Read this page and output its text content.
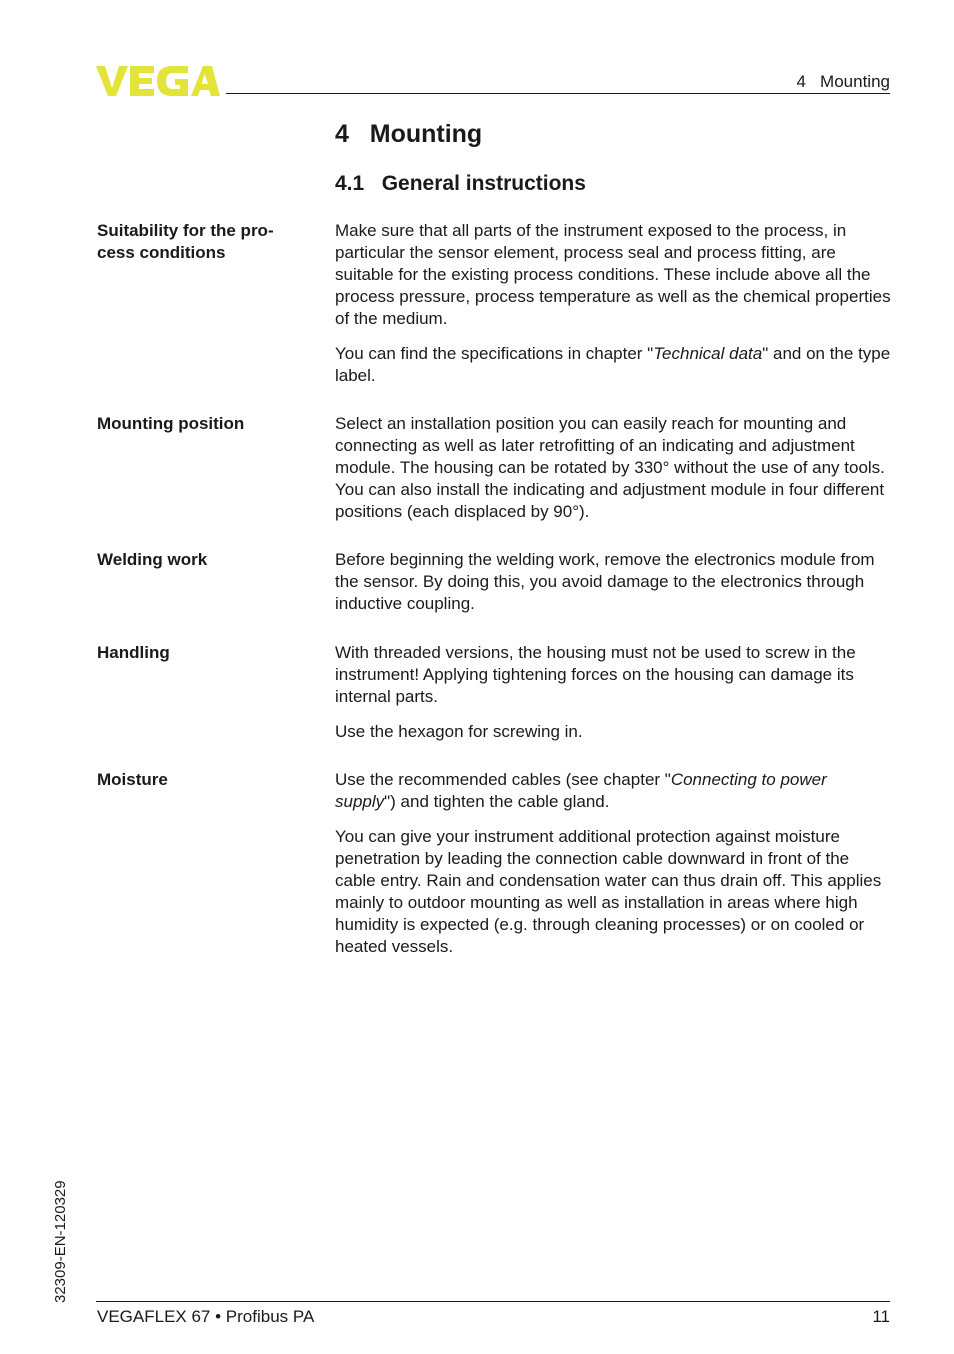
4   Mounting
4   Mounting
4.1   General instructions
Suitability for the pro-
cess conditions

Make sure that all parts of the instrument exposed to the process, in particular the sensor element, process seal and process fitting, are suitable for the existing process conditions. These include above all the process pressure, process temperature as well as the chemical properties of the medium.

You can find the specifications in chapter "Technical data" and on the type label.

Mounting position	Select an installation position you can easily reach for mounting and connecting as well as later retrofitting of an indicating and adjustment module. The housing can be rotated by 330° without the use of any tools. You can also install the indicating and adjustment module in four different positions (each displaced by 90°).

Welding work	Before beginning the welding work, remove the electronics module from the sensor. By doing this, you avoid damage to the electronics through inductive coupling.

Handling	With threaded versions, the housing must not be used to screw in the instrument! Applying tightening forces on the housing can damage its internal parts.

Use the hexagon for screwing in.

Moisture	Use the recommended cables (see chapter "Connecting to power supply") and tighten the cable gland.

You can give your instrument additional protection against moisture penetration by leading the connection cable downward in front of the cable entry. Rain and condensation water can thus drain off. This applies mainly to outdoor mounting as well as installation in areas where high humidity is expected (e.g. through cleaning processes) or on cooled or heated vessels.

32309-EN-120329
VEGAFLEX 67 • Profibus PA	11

...

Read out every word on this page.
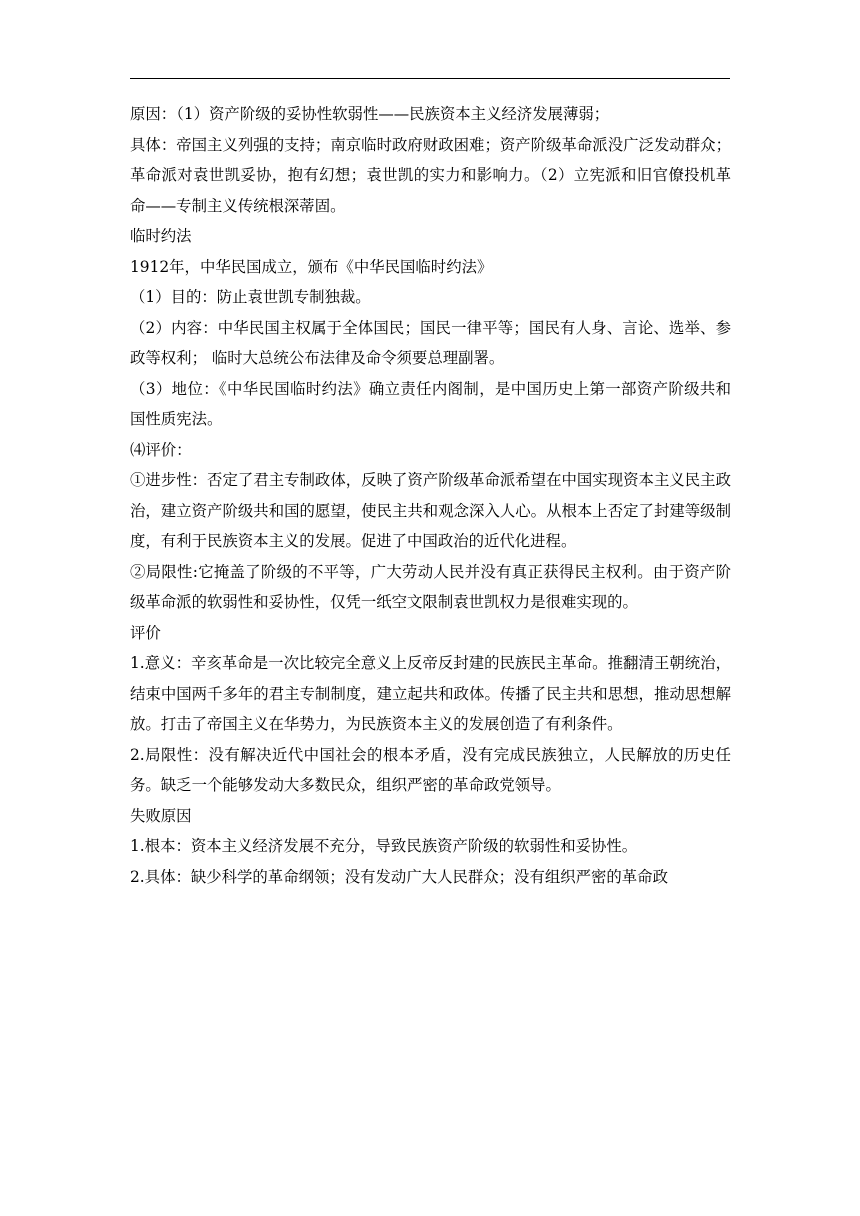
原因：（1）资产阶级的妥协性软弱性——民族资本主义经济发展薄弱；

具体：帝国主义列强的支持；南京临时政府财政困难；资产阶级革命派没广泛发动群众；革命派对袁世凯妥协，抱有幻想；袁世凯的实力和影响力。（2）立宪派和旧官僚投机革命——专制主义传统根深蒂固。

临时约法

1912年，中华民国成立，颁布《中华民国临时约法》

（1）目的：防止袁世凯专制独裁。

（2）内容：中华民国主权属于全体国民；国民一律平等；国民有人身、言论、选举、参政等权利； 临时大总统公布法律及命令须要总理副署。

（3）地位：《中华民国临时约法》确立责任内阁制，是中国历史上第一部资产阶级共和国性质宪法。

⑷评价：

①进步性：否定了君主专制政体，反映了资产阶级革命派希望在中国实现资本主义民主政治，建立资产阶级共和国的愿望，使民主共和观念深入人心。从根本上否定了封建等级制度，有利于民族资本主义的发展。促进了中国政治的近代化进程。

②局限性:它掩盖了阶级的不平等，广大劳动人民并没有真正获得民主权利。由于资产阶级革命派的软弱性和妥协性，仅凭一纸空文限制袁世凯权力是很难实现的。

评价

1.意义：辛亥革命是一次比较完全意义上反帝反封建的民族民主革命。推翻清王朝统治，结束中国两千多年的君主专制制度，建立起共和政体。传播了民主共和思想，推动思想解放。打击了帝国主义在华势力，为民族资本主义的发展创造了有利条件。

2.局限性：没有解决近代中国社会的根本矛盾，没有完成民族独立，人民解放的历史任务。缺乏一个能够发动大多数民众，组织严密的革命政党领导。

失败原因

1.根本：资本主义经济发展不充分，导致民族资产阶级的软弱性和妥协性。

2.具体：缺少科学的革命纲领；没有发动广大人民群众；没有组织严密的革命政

> **What is asked**
Gather all lines of the records that include the word "damage".

> **Expected answer**
Welding work	Before beginning the welding work, remove the electronics module from the sensor. By doing this, you avoid damage to the electronics through inductive coupling.
Handling	With threaded versions, the housing must not be used to screw in the instrument! Applying tightening forces on the housing can damage its internal parts.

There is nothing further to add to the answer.